### STATED GOAL
Restate the data word for word and leave the images out.

### SOURCE MATERIAL

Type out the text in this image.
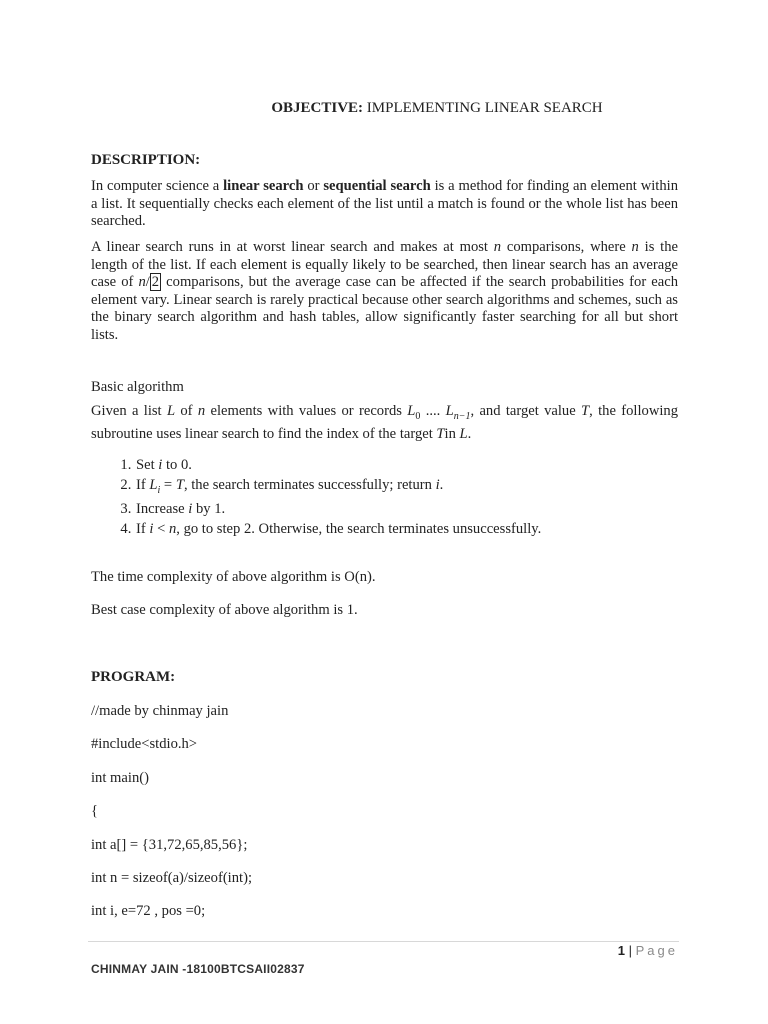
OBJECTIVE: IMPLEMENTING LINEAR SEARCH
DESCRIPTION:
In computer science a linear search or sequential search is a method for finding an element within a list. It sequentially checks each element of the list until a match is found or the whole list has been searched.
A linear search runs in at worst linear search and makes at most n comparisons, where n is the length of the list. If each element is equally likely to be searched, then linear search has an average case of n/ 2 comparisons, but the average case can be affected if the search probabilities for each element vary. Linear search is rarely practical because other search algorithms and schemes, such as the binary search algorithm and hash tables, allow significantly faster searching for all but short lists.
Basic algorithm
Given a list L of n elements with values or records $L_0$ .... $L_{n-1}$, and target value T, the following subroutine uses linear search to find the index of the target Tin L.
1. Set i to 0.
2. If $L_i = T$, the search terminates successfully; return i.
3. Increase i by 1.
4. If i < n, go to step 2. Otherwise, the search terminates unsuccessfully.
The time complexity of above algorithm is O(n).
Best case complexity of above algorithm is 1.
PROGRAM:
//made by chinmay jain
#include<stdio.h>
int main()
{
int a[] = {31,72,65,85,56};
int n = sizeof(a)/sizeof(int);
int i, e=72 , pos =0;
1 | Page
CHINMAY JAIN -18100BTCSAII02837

### ANSWER TO THIS EXERCISE
Type out the text in this image.
OBJECTIVE: IMPLEMENTING LINEAR SEARCH
DESCRIPTION:
In computer science a linear search or sequential search is a method for finding an element within a list. It sequentially checks each element of the list until a match is found or the whole list has been searched.
A linear search runs in at worst linear search and makes at most n comparisons, where n is the length of the list. If each element is equally likely to be searched, then linear search has an average case of n/ 2 comparisons, but the average case can be affected if the search probabilities for each element vary. Linear search is rarely practical because other search algorithms and schemes, such as the binary search algorithm and hash tables, allow significantly faster searching for all but short lists.
Basic algorithm
Given a list L of n elements with values or records $L_0$ .... $L_{n-1}$, and target value T, the following subroutine uses linear search to find the index of the target Tin L.
1. Set i to 0.
2. If $L_i = T$, the search terminates successfully; return i.
3. Increase i by 1.
4. If i < n, go to step 2. Otherwise, the search terminates unsuccessfully.
The time complexity of above algorithm is O(n).
Best case complexity of above algorithm is 1.
PROGRAM:
//made by chinmay jain
#include<stdio.h>
int main()
{
int a[] = {31,72,65,85,56};
int n = sizeof(a)/sizeof(int);
int i, e=72 , pos =0;
1 | Page
CHINMAY JAIN -18100BTCSAII02837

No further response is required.